Write out the entire listing below exactly as it appears, minus any pictures.

++++++++++++++++++++

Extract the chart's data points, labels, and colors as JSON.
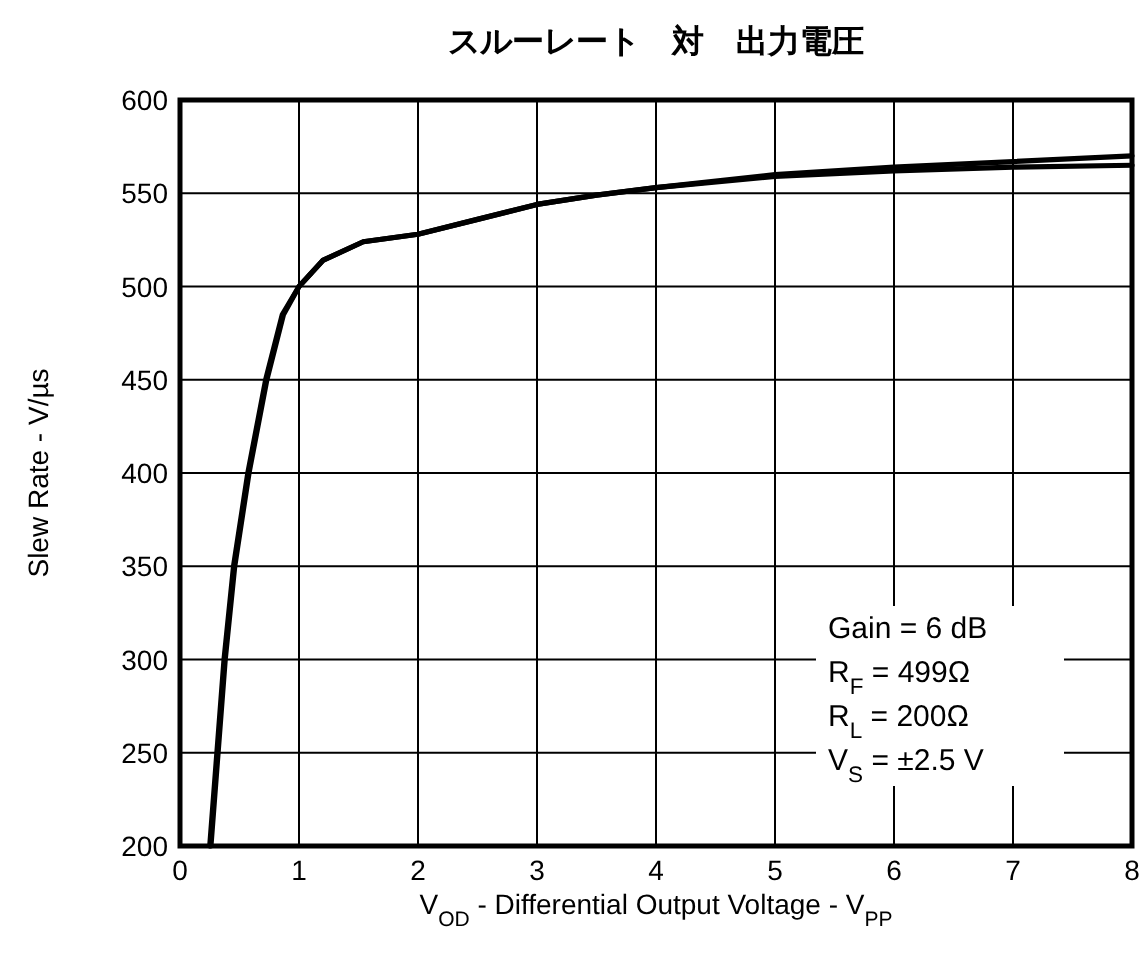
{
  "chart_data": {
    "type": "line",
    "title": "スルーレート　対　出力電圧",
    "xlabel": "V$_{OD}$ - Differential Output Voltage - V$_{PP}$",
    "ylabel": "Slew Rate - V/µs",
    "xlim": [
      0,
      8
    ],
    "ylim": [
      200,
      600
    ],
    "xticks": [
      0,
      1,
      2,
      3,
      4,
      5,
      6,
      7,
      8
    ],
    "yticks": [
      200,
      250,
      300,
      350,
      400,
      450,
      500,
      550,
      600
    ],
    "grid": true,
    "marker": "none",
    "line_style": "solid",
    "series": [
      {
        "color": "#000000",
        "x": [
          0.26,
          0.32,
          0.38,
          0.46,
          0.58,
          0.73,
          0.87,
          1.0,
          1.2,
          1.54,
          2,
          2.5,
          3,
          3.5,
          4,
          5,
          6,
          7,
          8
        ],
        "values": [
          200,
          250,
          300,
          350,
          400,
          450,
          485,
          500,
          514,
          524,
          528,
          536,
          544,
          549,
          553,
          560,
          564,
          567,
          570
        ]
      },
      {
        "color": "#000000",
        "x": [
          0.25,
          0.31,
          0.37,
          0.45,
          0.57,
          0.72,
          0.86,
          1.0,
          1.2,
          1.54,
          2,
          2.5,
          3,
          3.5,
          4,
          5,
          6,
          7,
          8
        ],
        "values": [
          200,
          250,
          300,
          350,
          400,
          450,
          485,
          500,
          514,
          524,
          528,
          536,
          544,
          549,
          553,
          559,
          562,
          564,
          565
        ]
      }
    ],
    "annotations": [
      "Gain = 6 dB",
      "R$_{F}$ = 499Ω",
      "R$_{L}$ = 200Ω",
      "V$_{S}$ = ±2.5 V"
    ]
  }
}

++++++++++++++++++++

■ COMPLETED TASK
Extract the chart's data points, labels, and colors as JSON.
{
  "chart_data": {
    "type": "line",
    "title": "スルーレート　対　出力電圧",
    "xlabel": "V$_{OD}$ - Differential Output Voltage - V$_{PP}$",
    "ylabel": "Slew Rate - V/µs",
    "xlim": [
      0,
      8
    ],
    "ylim": [
      200,
      600
    ],
    "xticks": [
      0,
      1,
      2,
      3,
      4,
      5,
      6,
      7,
      8
    ],
    "yticks": [
      200,
      250,
      300,
      350,
      400,
      450,
      500,
      550,
      600
    ],
    "grid": true,
    "marker": "none",
    "line_style": "solid",
    "series": [
      {
        "color": "#000000",
        "x": [
          0.26,
          0.32,
          0.38,
          0.46,
          0.58,
          0.73,
          0.87,
          1.0,
          1.2,
          1.54,
          2,
          2.5,
          3,
          3.5,
          4,
          5,
          6,
          7,
          8
        ],
        "values": [
          200,
          250,
          300,
          350,
          400,
          450,
          485,
          500,
          514,
          524,
          528,
          536,
          544,
          549,
          553,
          560,
          564,
          567,
          570
        ]
      },
      {
        "color": "#000000",
        "x": [
          0.25,
          0.31,
          0.37,
          0.45,
          0.57,
          0.72,
          0.86,
          1.0,
          1.2,
          1.54,
          2,
          2.5,
          3,
          3.5,
          4,
          5,
          6,
          7,
          8
        ],
        "values": [
          200,
          250,
          300,
          350,
          400,
          450,
          485,
          500,
          514,
          524,
          528,
          536,
          544,
          549,
          553,
          559,
          562,
          564,
          565
        ]
      }
    ],
    "annotations": [
      "Gain = 6 dB",
      "R$_{F}$ = 499Ω",
      "R$_{L}$ = 200Ω",
      "V$_{S}$ = ±2.5 V"
    ]
  }
}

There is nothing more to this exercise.